Written request
From the entries provided below, copy each line that contains the word "JSON".

○ ○ ○ ○ ○

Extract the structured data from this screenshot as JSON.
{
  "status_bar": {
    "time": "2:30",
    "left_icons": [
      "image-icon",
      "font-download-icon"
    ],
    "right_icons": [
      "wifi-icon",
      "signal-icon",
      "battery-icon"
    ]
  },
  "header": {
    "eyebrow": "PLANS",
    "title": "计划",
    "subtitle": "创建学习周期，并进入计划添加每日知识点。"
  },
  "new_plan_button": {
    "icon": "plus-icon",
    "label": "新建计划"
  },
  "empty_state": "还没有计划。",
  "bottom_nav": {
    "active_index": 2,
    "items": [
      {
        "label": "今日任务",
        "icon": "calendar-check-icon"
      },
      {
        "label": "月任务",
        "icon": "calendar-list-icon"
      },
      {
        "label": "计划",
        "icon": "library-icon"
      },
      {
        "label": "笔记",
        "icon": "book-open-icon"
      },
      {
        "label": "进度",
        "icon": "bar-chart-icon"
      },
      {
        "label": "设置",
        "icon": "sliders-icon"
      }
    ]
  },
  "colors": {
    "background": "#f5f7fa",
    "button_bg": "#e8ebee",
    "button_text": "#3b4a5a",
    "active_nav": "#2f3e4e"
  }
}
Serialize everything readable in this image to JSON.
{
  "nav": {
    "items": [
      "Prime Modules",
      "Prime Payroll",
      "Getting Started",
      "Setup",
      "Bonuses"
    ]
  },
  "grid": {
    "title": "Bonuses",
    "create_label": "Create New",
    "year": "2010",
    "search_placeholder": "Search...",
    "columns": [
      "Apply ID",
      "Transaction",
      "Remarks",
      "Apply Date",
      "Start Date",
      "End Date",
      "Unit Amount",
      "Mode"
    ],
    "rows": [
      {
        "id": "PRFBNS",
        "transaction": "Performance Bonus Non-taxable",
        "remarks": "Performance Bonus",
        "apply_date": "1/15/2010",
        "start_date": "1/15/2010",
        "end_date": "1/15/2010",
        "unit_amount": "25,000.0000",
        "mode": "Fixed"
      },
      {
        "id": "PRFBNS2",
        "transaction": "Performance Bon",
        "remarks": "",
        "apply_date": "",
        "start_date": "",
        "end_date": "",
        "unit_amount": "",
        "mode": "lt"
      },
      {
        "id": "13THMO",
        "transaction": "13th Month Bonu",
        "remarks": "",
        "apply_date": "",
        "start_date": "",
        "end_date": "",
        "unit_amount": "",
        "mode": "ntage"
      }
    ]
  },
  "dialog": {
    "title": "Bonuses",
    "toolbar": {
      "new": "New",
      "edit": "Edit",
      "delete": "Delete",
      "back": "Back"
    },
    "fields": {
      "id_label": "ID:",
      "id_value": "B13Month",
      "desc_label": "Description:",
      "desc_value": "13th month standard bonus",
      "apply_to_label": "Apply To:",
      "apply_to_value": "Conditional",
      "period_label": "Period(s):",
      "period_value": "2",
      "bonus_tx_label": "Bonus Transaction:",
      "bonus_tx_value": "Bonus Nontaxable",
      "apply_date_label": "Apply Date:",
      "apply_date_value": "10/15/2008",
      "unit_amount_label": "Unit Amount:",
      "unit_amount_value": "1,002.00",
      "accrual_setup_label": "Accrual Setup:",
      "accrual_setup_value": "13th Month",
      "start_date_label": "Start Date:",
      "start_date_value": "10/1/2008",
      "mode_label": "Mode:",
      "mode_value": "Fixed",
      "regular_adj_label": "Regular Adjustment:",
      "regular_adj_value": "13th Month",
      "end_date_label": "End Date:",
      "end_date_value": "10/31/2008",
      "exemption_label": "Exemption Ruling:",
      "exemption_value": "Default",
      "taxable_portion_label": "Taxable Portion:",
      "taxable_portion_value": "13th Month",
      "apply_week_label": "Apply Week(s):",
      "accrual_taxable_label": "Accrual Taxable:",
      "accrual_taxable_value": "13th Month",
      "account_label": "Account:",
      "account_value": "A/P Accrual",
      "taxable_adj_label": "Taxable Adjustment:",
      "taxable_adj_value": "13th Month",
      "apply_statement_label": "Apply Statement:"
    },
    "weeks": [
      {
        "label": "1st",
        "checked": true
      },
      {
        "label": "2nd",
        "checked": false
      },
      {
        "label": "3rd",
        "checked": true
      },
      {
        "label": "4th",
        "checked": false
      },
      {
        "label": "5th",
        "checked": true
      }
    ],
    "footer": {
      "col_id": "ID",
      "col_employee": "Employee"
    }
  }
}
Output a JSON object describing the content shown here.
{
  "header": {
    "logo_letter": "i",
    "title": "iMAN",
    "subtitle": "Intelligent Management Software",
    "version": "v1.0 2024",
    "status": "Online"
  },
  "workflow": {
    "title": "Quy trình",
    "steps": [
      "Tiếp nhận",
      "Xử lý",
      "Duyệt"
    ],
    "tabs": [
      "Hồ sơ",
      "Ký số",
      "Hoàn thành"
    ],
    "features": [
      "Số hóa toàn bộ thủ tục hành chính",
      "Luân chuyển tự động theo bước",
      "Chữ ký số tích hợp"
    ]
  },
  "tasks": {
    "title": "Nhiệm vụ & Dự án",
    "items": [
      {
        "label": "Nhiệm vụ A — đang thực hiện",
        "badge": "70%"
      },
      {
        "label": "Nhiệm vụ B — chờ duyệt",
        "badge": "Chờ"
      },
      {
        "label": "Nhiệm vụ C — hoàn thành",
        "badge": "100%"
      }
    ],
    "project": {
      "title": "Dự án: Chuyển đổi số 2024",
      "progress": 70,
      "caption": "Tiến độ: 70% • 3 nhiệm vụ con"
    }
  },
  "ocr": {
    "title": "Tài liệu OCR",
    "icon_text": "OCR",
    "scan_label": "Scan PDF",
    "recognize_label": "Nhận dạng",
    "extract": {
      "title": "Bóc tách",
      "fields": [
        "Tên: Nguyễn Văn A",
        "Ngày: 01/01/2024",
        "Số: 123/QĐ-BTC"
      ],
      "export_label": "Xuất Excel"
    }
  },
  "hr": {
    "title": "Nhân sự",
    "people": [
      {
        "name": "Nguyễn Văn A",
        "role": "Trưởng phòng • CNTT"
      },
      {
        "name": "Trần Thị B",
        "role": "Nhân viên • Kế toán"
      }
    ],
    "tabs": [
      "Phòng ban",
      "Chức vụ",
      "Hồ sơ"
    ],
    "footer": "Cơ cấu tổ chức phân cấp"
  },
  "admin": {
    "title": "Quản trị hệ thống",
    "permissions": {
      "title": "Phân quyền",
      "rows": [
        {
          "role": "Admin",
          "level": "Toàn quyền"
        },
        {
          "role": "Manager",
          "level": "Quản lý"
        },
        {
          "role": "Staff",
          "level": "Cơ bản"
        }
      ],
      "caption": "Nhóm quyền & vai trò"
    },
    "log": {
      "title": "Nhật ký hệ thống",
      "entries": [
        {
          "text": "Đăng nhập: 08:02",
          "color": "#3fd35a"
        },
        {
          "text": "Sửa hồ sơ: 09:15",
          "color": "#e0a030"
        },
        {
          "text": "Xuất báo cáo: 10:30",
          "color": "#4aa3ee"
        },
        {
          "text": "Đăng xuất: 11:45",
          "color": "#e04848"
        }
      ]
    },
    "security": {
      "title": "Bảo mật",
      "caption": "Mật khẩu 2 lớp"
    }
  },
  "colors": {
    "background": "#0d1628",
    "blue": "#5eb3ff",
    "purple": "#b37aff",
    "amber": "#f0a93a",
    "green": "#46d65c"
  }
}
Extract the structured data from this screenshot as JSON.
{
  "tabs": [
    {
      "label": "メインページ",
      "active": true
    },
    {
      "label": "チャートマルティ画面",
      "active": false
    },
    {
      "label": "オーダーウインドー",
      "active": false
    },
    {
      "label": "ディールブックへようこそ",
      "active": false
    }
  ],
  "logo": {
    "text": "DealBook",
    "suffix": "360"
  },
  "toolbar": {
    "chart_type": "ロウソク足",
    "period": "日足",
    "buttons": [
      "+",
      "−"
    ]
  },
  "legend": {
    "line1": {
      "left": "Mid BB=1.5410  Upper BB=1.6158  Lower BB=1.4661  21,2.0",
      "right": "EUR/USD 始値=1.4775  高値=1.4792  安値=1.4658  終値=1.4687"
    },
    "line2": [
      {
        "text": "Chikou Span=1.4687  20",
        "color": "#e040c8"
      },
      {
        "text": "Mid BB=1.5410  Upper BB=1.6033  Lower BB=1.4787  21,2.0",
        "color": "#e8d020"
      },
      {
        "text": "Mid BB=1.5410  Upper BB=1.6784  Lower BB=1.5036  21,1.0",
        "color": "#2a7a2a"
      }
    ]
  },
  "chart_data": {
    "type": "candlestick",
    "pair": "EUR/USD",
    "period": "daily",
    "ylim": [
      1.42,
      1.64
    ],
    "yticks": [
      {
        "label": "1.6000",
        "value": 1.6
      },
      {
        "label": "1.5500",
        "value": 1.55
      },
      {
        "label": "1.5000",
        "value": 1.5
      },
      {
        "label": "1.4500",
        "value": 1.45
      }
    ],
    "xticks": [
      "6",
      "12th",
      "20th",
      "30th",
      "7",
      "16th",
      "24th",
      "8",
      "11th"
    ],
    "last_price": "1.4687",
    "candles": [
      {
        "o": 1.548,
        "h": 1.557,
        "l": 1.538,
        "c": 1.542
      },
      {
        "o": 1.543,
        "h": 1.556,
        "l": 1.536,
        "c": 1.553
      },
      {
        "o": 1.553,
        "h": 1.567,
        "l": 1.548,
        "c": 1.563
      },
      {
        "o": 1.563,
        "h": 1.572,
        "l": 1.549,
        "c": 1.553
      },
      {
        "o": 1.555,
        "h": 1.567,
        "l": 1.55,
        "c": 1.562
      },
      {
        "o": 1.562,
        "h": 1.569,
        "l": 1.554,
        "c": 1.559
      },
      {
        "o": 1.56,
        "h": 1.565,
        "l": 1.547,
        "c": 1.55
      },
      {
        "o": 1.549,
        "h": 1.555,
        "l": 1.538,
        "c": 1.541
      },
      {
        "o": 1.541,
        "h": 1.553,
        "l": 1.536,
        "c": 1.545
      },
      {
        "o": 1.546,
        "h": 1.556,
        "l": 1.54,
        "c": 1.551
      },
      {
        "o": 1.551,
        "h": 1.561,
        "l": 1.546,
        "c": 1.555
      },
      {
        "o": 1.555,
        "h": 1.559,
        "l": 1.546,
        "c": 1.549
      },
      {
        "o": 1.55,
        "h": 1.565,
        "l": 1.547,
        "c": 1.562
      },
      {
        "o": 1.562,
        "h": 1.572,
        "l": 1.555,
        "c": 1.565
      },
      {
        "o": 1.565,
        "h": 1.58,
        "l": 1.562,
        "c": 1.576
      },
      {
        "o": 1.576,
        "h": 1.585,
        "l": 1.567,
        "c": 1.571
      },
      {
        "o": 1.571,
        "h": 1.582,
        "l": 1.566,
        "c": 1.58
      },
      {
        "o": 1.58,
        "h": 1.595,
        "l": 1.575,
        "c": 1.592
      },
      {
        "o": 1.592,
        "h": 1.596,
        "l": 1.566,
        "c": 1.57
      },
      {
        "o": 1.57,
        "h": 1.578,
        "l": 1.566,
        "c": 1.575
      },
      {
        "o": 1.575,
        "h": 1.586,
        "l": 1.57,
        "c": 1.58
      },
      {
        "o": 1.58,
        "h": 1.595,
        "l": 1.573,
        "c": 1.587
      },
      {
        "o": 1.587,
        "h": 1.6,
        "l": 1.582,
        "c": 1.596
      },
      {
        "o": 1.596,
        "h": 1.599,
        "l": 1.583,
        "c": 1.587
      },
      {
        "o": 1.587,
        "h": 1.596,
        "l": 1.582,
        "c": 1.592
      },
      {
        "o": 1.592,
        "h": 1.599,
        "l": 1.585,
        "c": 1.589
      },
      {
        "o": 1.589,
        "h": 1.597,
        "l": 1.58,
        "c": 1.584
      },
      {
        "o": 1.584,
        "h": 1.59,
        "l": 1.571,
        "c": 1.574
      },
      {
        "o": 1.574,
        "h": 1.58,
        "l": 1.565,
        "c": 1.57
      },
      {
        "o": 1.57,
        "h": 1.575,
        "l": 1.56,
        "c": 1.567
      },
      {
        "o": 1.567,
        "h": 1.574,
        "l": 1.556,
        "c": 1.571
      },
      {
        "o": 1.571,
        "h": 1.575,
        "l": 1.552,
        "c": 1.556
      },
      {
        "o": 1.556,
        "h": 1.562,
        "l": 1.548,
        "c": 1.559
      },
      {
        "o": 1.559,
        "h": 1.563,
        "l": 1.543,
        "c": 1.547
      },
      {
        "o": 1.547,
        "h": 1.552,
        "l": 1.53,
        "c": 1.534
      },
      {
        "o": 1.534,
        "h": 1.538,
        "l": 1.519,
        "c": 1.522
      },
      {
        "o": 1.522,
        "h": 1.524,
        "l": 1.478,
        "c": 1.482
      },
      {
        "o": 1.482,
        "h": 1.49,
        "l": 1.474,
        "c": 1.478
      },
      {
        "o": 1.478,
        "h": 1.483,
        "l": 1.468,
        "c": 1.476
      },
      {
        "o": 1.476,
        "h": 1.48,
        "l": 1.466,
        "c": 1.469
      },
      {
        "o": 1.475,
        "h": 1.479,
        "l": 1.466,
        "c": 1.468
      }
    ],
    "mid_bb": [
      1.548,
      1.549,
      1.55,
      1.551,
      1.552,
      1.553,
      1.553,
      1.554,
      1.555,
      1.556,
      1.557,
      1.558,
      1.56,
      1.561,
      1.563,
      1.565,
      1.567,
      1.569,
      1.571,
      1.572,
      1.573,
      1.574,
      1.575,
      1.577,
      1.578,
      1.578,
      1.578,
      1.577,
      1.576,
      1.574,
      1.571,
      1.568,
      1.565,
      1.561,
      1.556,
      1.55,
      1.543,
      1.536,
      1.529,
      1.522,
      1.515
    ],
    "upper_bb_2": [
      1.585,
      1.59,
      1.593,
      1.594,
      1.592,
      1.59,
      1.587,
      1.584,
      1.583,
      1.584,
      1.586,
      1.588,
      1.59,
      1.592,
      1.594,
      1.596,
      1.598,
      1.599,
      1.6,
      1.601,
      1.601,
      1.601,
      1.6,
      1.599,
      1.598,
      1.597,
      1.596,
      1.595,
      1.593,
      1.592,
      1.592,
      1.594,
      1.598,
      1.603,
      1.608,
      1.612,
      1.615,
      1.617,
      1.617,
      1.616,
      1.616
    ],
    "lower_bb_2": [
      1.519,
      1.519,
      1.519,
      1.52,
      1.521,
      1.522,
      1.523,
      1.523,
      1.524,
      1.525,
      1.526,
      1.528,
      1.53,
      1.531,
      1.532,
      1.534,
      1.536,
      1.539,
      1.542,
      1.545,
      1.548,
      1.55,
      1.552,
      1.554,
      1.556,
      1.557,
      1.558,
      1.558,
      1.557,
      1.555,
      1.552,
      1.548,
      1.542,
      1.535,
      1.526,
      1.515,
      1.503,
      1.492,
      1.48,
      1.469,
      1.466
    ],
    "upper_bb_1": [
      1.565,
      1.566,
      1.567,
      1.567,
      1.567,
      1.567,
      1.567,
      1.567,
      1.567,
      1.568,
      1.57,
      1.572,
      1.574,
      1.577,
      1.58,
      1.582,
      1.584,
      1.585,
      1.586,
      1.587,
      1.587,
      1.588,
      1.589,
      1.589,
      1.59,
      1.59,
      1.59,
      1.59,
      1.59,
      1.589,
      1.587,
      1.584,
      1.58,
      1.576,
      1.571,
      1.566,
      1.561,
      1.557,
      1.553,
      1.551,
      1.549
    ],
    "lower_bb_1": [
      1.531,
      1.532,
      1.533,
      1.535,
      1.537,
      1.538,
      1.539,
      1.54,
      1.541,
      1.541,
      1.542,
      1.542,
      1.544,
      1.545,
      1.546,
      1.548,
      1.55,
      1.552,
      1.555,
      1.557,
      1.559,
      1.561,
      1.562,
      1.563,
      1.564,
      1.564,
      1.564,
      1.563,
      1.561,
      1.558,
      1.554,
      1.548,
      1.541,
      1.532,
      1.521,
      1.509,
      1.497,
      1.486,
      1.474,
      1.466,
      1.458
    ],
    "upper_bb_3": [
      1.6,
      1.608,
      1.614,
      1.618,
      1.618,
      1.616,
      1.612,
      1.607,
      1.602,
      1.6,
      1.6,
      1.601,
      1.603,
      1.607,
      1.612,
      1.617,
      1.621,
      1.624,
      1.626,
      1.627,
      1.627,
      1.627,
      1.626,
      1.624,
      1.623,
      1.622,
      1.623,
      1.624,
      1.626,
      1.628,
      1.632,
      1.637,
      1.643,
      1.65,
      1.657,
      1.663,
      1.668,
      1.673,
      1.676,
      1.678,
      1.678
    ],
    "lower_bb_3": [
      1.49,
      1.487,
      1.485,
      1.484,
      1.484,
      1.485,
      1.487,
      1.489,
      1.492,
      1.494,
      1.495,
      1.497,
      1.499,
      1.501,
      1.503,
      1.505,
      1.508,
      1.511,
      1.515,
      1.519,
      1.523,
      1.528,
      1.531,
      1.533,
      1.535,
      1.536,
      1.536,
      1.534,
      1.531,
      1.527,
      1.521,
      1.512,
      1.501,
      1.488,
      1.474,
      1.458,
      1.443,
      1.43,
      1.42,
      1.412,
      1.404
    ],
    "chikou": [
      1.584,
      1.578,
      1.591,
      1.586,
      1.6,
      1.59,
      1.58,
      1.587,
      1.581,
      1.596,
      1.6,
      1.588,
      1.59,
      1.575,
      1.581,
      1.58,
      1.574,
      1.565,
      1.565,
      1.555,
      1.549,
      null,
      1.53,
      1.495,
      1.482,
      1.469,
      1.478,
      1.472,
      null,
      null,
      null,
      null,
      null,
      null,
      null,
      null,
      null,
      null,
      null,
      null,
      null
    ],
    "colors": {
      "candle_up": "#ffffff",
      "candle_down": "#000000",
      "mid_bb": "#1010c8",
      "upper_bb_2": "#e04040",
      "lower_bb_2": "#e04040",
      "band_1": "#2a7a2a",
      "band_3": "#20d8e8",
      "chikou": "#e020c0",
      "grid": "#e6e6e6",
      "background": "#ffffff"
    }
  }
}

○ ○ ○ ○ ○

Response below
Extract the structured data from this screenshot as JSON.
Serialize everything readable in this image to JSON.
Output a JSON object describing the content shown here.
Extract the structured data from this screenshot as JSON.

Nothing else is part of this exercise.